> Excerpt to read
⟨
Nov 17, 2014
SoundExchange applauds The Turtles for yet another victory in the fight to protect their rights to—and the value of—their pre-1972 sound recordings. For the third time in two months, a court has ruled that pre-1972 sound recordings enjoy a public performance right under state law, and that digital radio services may not use those recordings without permission and without compensation.
Sirius XM has argued in numerous forums that there is no public performance right implicated when it uses pre-72 sound recordings protected by state law. Joining decisions in California federal and state courts, the United States District Court for the Southern District of New York unequivocally rejected Sirius XM’s arguments, concluding that Sirius XM infringed upon The Turtle’s common law copyright and engaged in unfair competition. (Read the ruling here.)
“With the court in New York delivering a third strike against Sirius XM for its infringement of pre-72 recordings, we have to ask: How many rulings will it take until Sirius XM does the right thing? It was clear from the start that denying fair payment to legacy artists was wrong as a matter of fairness and justice. This decision confirms that Sirius XM’s conduct is also wrong as a matter of law,” said SoundExchange President and CEO Michael Huppe.
⟩
> Tasks and exercises
(A) In the SoundExchange statement, which court rejected Sirius XM's arguments?
(B) Please carry on the SoundExchange statement about the pre-1972 recordings ruling, starting right after its final sentence.

> Stored data
⟨
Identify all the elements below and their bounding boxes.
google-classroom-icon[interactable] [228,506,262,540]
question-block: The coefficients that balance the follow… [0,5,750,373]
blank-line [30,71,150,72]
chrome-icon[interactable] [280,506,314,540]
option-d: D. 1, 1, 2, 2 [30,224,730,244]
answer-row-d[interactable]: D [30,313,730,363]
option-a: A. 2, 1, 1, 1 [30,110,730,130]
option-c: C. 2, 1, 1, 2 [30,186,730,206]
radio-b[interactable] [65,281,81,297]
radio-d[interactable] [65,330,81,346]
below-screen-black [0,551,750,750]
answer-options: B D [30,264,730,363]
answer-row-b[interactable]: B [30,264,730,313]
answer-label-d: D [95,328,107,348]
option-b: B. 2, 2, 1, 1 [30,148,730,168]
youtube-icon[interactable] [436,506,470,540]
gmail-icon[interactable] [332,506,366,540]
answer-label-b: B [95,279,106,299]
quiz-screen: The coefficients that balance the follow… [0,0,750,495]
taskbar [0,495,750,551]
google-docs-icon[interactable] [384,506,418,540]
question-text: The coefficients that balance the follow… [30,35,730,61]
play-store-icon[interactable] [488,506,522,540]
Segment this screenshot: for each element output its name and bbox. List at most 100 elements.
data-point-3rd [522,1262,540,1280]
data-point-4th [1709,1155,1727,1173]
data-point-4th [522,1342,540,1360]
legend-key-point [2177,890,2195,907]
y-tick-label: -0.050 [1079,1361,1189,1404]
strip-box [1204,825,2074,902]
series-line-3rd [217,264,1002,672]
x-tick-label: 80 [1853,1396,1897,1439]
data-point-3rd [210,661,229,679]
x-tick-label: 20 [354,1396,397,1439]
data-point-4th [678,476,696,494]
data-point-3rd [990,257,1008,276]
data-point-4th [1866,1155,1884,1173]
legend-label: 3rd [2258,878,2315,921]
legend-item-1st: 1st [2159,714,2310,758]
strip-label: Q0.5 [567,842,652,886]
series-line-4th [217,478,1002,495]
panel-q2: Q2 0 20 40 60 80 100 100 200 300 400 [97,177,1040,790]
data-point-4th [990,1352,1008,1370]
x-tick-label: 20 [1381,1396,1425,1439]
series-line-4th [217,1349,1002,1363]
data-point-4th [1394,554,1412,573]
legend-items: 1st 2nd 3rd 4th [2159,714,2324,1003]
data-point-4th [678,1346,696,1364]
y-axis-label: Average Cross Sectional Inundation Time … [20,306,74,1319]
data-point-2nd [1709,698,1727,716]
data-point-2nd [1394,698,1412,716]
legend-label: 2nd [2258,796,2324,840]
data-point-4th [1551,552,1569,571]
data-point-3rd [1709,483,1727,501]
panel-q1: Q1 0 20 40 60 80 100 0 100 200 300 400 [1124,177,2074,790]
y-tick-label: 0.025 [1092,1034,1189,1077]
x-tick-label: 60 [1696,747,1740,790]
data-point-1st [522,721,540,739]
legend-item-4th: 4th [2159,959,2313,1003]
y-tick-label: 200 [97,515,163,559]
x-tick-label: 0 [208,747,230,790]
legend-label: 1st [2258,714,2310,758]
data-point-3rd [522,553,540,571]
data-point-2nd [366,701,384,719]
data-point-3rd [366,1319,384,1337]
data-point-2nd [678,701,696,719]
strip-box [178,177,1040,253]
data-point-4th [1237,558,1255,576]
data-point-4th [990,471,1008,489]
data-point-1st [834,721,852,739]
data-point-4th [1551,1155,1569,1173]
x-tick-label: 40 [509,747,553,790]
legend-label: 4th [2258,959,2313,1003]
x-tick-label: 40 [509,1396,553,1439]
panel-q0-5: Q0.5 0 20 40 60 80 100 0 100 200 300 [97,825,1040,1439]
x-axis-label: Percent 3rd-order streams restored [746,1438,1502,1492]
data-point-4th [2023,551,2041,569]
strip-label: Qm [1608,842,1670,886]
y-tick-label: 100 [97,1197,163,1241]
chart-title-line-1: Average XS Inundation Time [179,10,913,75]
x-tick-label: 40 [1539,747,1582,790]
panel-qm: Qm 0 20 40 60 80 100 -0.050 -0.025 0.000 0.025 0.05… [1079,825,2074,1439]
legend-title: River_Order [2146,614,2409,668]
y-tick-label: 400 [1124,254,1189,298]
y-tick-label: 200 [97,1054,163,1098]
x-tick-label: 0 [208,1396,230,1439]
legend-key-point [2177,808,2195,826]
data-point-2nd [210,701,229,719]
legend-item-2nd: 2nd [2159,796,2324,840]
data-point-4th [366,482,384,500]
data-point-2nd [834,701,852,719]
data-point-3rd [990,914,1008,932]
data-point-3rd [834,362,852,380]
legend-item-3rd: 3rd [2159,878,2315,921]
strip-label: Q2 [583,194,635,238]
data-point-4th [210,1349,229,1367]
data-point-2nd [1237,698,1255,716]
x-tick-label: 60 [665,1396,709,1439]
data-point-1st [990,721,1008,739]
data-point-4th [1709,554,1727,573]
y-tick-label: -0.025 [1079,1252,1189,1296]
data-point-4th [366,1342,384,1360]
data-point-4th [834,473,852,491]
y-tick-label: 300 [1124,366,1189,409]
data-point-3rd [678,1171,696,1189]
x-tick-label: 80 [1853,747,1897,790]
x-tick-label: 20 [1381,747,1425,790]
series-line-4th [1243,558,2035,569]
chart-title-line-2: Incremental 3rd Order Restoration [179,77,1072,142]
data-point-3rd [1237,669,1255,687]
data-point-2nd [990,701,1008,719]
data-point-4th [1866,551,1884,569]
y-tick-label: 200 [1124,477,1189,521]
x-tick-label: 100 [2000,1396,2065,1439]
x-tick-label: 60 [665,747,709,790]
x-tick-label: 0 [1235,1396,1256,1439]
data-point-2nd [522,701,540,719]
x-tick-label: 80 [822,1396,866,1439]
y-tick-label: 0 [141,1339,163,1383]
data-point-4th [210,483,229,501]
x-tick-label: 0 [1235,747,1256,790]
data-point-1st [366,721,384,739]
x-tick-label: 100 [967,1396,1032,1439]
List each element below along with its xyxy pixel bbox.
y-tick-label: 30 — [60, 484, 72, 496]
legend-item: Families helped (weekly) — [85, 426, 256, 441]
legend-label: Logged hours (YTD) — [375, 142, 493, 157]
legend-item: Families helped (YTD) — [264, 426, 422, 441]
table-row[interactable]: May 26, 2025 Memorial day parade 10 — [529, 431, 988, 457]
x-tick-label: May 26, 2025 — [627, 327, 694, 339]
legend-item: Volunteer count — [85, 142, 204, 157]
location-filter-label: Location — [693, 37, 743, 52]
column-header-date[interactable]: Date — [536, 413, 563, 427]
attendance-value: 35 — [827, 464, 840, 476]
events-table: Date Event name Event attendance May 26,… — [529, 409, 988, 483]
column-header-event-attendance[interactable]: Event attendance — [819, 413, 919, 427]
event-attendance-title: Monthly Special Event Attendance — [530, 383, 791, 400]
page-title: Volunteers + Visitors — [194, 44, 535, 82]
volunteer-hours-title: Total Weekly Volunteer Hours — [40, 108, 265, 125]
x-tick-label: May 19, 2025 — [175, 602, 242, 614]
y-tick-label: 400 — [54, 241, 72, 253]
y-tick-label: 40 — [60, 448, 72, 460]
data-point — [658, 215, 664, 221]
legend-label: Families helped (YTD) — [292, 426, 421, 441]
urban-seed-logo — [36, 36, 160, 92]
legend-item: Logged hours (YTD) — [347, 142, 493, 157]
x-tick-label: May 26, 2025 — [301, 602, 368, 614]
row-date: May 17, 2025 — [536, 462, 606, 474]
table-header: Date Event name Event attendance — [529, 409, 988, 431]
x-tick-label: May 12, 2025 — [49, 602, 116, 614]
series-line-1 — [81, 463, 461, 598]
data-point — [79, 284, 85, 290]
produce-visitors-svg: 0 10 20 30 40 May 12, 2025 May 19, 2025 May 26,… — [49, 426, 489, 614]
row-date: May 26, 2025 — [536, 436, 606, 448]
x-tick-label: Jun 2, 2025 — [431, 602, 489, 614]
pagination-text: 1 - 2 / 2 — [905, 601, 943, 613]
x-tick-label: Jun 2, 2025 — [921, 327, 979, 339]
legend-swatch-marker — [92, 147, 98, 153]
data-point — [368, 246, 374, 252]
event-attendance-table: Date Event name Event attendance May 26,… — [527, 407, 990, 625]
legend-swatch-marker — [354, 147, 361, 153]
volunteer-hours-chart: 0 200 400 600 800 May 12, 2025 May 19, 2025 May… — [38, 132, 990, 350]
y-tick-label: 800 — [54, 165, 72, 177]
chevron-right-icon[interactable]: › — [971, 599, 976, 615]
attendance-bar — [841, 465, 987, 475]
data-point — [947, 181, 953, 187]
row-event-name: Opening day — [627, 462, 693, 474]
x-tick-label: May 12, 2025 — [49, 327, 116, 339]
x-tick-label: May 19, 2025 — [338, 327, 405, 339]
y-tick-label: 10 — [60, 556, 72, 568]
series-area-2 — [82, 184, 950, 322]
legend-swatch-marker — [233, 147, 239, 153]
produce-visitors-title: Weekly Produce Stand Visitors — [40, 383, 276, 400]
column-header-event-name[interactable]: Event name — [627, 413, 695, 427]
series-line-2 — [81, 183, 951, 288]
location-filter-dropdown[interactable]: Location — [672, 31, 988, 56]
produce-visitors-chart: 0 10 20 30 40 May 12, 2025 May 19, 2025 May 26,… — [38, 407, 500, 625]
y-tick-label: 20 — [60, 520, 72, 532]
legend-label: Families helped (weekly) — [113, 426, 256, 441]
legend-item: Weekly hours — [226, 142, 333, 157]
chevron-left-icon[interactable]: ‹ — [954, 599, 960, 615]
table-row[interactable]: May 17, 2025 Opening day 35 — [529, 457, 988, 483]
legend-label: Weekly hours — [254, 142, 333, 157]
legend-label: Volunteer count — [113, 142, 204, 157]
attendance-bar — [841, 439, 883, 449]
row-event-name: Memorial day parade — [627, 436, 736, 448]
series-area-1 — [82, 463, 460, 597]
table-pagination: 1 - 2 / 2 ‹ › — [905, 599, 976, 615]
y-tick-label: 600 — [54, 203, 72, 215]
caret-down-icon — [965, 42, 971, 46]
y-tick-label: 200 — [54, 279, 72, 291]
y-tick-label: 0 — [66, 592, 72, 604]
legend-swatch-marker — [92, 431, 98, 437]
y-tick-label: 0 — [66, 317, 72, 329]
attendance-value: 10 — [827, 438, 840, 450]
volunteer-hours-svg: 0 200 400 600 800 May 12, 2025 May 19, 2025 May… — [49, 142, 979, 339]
⟩
> Answer list
(A) The United States District Court for the Southern District of New York.

(B)
“With the RESPECT Act, Congress offered Sirius XM and other digital radio services an easy and efficient answer to get the rights that three courts have now confirmed they need. But Sirius XM opposes the legislation on the grounds that other inequities against artists persist elsewhere in the law. That is no excuse to avoid fixing this glaring problem. Congress should ensure fair treatment for legacy artists whose rights Sirius XM is routinely violating. In the face of these decisions, we shouldn’t allow justice to be postponed any longer,” said Huppe.
Earlier this year, SoundExchange was joined by a coalition of artists in launching Project72, a campaign to ensure fair compensation for those who recorded music before 1972 and in support of H.R. 4772, the RESPECT Act.